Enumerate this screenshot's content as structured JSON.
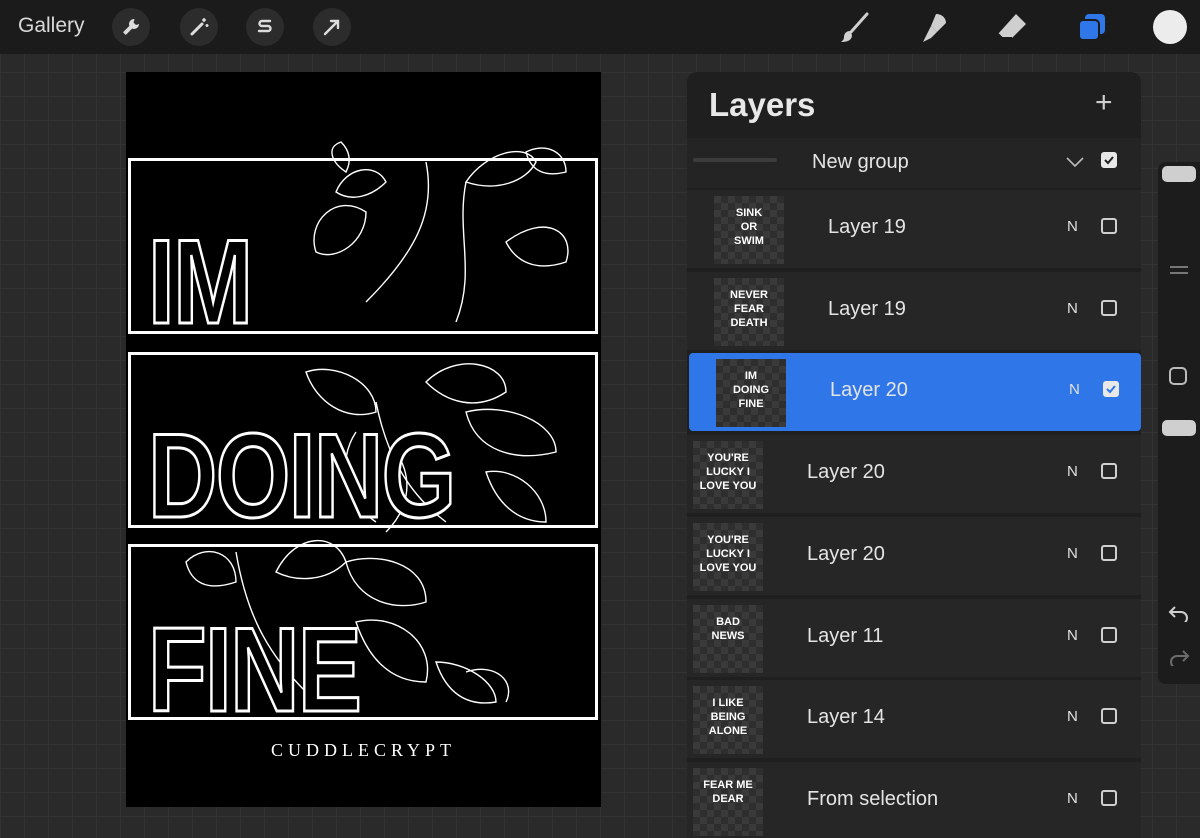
{
  "toolbar": {
    "gallery": "Gallery",
    "left_tools": [
      "wrench-icon",
      "magic-wand-icon",
      "selection-s-icon",
      "transform-arrow-icon"
    ],
    "right_tools": [
      "brush-icon",
      "smudge-icon",
      "eraser-icon",
      "layers-icon"
    ],
    "active_color": "#ececec",
    "accent": "#2f77e8"
  },
  "canvas": {
    "words": [
      "IM",
      "DOING",
      "FINE"
    ],
    "brand": "CUDDLECRYPT"
  },
  "layers_panel": {
    "title": "Layers",
    "add_icon": "+",
    "group": {
      "name": "New group",
      "checked": true
    },
    "layers": [
      {
        "name": "Layer 19",
        "blend": "N",
        "checked": false,
        "thumb": [
          "SINK",
          "OR",
          "SWIM"
        ],
        "indent": true,
        "selected": false
      },
      {
        "name": "Layer 19",
        "blend": "N",
        "checked": false,
        "thumb": [
          "NEVER",
          "FEAR",
          "DEATH"
        ],
        "indent": true,
        "selected": false
      },
      {
        "name": "Layer 20",
        "blend": "N",
        "checked": true,
        "thumb": [
          "IM",
          "DOING",
          "FINE"
        ],
        "indent": true,
        "selected": true
      },
      {
        "name": "Layer 20",
        "blend": "N",
        "checked": false,
        "thumb": [
          "YOU'RE",
          "LUCKY I",
          "LOVE YOU"
        ],
        "indent": false,
        "selected": false
      },
      {
        "name": "Layer 20",
        "blend": "N",
        "checked": false,
        "thumb": [
          "YOU'RE",
          "LUCKY I",
          "LOVE YOU"
        ],
        "indent": false,
        "selected": false
      },
      {
        "name": "Layer 11",
        "blend": "N",
        "checked": false,
        "thumb": [
          "BAD",
          "NEWS"
        ],
        "indent": false,
        "selected": false
      },
      {
        "name": "Layer 14",
        "blend": "N",
        "checked": false,
        "thumb": [
          "I LIKE",
          "BEING",
          "ALONE"
        ],
        "indent": false,
        "selected": false
      },
      {
        "name": "From selection",
        "blend": "N",
        "checked": false,
        "thumb": [
          "FEAR ME",
          "DEAR"
        ],
        "indent": false,
        "selected": false
      }
    ]
  },
  "sidebar": {
    "undo_icon": "undo-icon",
    "redo_icon": "redo-icon"
  }
}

Prompt:
Transcribe every record above exactly, leaving out the pictures.

Response to this exercise:
Enumerate this screenshot's content as structured JSON.
{
  "toolbar": {
    "gallery": "Gallery",
    "left_tools": [
      "wrench-icon",
      "magic-wand-icon",
      "selection-s-icon",
      "transform-arrow-icon"
    ],
    "right_tools": [
      "brush-icon",
      "smudge-icon",
      "eraser-icon",
      "layers-icon"
    ],
    "active_color": "#ececec",
    "accent": "#2f77e8"
  },
  "canvas": {
    "words": [
      "IM",
      "DOING",
      "FINE"
    ],
    "brand": "CUDDLECRYPT"
  },
  "layers_panel": {
    "title": "Layers",
    "add_icon": "+",
    "group": {
      "name": "New group",
      "checked": true
    },
    "layers": [
      {
        "name": "Layer 19",
        "blend": "N",
        "checked": false,
        "thumb": [
          "SINK",
          "OR",
          "SWIM"
        ],
        "indent": true,
        "selected": false
      },
      {
        "name": "Layer 19",
        "blend": "N",
        "checked": false,
        "thumb": [
          "NEVER",
          "FEAR",
          "DEATH"
        ],
        "indent": true,
        "selected": false
      },
      {
        "name": "Layer 20",
        "blend": "N",
        "checked": true,
        "thumb": [
          "IM",
          "DOING",
          "FINE"
        ],
        "indent": true,
        "selected": true
      },
      {
        "name": "Layer 20",
        "blend": "N",
        "checked": false,
        "thumb": [
          "YOU'RE",
          "LUCKY I",
          "LOVE YOU"
        ],
        "indent": false,
        "selected": false
      },
      {
        "name": "Layer 20",
        "blend": "N",
        "checked": false,
        "thumb": [
          "YOU'RE",
          "LUCKY I",
          "LOVE YOU"
        ],
        "indent": false,
        "selected": false
      },
      {
        "name": "Layer 11",
        "blend": "N",
        "checked": false,
        "thumb": [
          "BAD",
          "NEWS"
        ],
        "indent": false,
        "selected": false
      },
      {
        "name": "Layer 14",
        "blend": "N",
        "checked": false,
        "thumb": [
          "I LIKE",
          "BEING",
          "ALONE"
        ],
        "indent": false,
        "selected": false
      },
      {
        "name": "From selection",
        "blend": "N",
        "checked": false,
        "thumb": [
          "FEAR ME",
          "DEAR"
        ],
        "indent": false,
        "selected": false
      }
    ]
  },
  "sidebar": {
    "undo_icon": "undo-icon",
    "redo_icon": "redo-icon"
  }
}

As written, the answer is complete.